[Entries taken from a collection]
━━━━━━━━━━
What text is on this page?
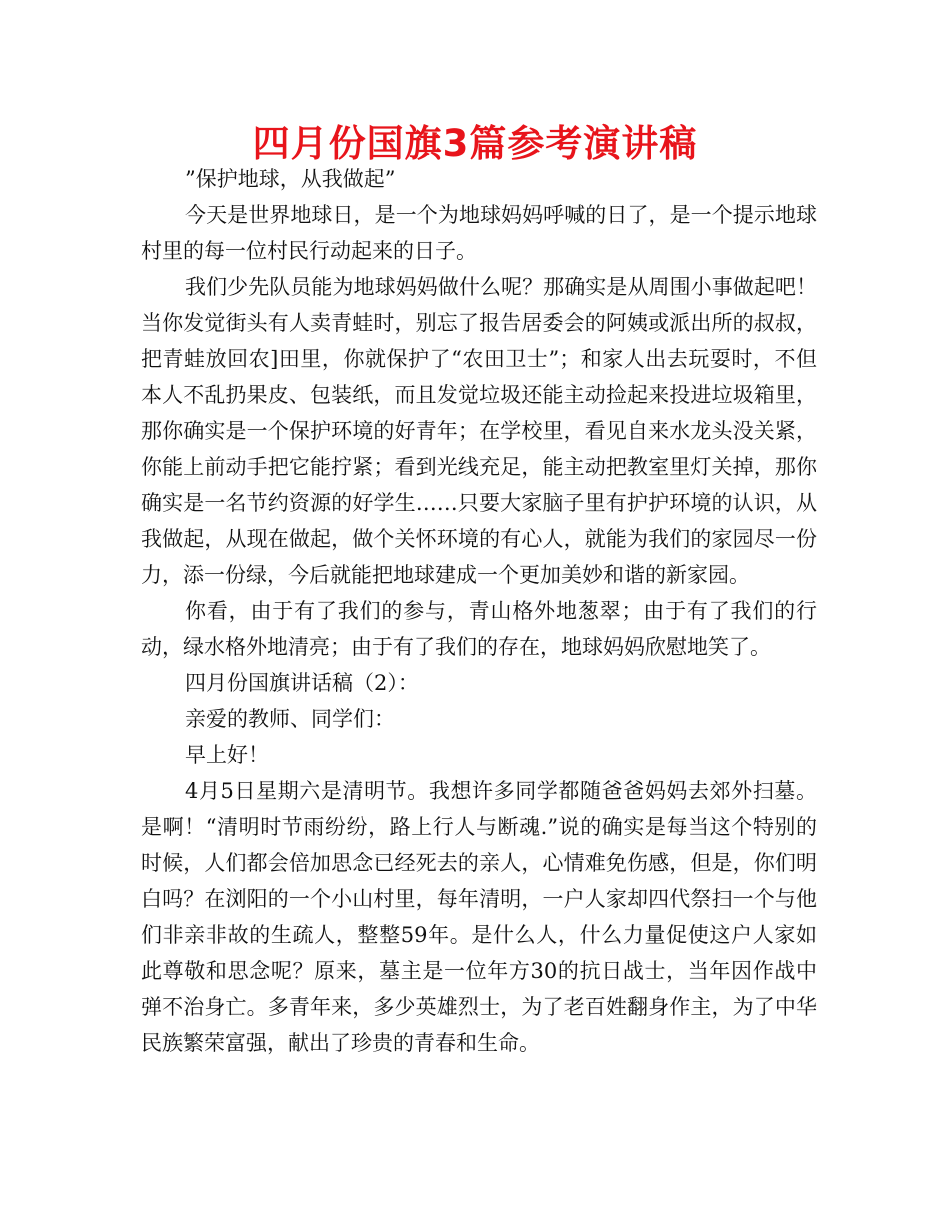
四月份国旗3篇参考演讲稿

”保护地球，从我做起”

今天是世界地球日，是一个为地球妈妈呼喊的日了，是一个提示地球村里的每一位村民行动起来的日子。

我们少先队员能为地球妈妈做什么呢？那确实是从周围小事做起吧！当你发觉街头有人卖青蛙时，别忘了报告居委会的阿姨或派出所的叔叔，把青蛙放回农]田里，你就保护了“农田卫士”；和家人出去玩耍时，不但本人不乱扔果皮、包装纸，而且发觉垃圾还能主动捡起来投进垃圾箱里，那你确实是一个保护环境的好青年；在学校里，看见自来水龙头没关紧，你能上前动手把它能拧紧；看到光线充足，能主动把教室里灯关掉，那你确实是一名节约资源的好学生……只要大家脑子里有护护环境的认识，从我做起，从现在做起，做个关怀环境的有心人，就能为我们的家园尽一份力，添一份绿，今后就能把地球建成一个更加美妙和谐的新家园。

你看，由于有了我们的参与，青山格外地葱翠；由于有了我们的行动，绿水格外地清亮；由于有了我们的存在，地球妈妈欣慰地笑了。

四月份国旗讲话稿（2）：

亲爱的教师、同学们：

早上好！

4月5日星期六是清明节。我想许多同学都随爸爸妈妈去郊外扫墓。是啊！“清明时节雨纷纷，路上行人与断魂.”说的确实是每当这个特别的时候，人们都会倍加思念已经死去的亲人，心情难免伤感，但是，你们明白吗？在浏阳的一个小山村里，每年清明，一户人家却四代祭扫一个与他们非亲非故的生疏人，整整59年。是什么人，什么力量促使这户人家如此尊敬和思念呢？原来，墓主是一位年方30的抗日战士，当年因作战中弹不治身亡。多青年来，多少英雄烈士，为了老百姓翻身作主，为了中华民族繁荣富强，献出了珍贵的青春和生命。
━━━━━━━━━━
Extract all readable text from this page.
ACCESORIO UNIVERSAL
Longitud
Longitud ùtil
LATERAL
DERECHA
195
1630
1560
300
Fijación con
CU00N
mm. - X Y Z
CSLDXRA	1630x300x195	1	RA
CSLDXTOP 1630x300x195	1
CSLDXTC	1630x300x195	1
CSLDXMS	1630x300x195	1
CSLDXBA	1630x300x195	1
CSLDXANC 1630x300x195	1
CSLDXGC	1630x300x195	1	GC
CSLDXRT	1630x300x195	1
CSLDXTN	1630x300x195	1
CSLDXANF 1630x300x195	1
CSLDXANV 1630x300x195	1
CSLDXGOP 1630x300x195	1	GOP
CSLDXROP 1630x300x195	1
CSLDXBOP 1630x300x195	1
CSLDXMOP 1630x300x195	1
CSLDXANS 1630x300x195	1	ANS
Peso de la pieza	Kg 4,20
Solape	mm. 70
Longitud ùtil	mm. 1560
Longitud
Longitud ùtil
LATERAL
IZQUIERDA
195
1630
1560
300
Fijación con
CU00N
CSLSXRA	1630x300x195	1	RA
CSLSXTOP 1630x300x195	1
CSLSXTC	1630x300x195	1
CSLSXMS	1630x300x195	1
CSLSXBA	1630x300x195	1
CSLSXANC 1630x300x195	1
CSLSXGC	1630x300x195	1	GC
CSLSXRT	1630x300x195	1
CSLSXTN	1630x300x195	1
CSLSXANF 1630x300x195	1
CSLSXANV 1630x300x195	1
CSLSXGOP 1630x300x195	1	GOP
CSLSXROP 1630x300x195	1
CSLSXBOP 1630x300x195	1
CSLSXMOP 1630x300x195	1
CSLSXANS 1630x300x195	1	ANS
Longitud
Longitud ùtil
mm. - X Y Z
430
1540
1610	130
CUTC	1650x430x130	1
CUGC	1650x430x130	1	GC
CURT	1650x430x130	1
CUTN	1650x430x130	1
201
━━━━━━━━━━
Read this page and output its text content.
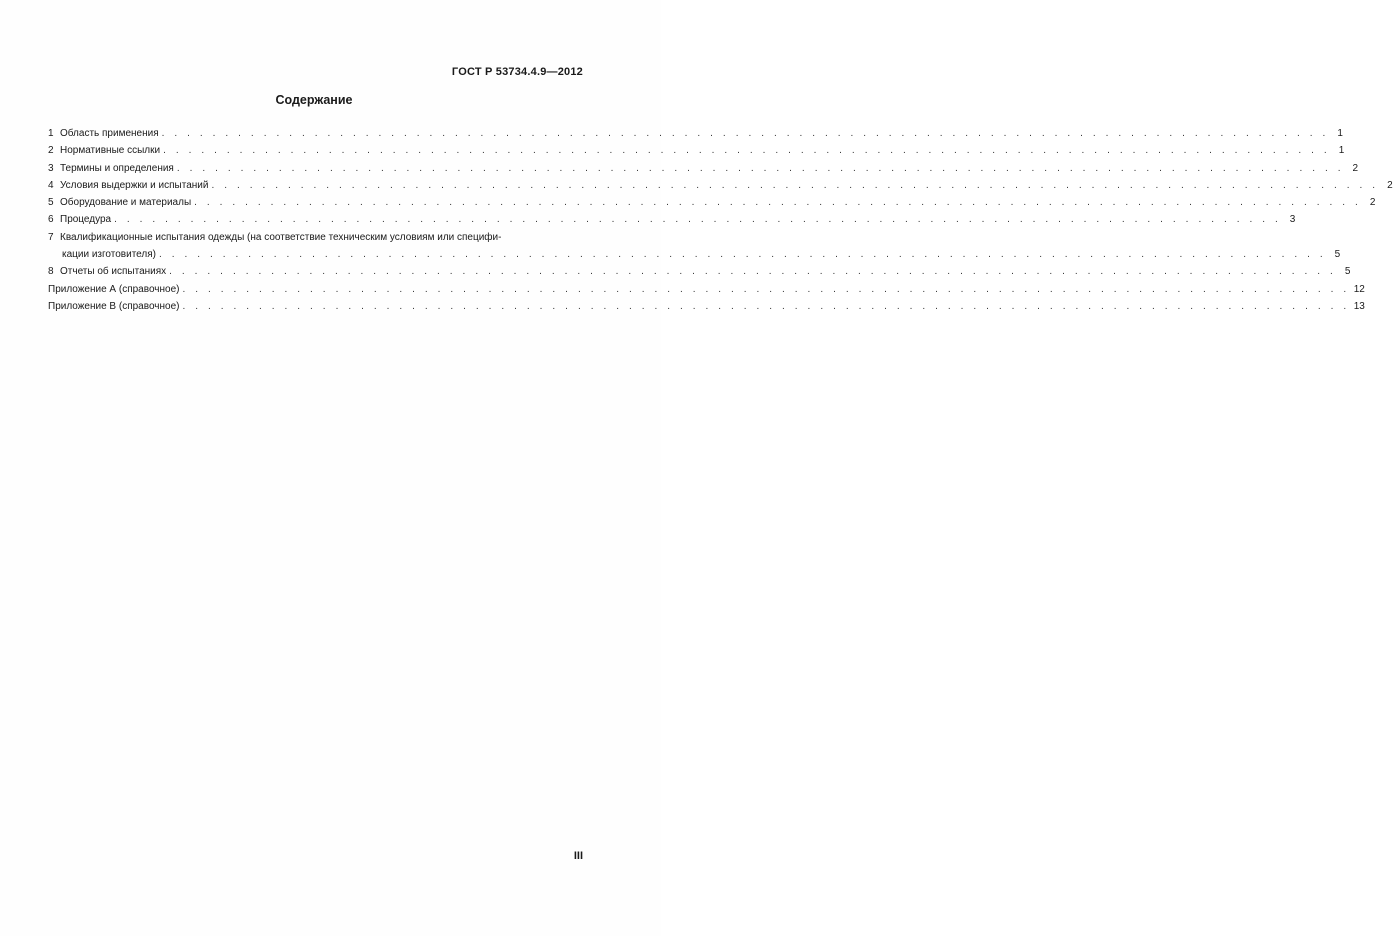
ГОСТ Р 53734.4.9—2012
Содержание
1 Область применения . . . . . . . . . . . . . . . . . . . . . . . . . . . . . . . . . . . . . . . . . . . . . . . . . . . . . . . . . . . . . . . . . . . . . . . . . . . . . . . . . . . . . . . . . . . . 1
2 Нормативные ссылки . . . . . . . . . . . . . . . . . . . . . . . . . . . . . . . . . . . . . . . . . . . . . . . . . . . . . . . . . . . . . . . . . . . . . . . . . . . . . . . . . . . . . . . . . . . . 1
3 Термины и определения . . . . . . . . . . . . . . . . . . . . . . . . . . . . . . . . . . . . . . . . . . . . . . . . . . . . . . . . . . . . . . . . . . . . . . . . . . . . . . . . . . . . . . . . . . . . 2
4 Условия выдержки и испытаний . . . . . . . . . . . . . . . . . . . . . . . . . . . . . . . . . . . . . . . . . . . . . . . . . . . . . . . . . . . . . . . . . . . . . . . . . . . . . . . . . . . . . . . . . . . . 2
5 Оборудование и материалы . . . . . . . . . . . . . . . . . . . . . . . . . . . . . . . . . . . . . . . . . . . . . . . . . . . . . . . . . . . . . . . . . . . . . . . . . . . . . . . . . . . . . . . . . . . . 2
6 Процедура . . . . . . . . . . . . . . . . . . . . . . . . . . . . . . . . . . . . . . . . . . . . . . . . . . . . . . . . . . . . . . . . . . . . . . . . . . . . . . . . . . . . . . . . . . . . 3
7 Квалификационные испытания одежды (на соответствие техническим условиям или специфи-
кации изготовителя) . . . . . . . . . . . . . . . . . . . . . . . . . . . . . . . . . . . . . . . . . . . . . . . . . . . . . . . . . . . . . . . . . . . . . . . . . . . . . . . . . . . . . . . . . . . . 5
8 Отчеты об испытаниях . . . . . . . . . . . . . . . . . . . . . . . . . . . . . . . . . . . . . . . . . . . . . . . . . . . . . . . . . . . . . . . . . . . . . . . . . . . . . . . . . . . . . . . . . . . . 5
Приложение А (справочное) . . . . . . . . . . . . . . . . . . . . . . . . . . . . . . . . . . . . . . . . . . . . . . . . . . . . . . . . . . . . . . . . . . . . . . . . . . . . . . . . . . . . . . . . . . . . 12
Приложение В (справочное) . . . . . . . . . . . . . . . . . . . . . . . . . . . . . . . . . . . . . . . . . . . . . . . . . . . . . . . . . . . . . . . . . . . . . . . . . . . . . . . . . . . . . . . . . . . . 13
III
━━━━━━━━━━
EXERCISE PROMPT: Find the string "text" in the records, then copy each line where it occurs.

FINISHED EXERCISE:
What text is on this page?
Extract all readable text from this page.
Read this page and output its text content.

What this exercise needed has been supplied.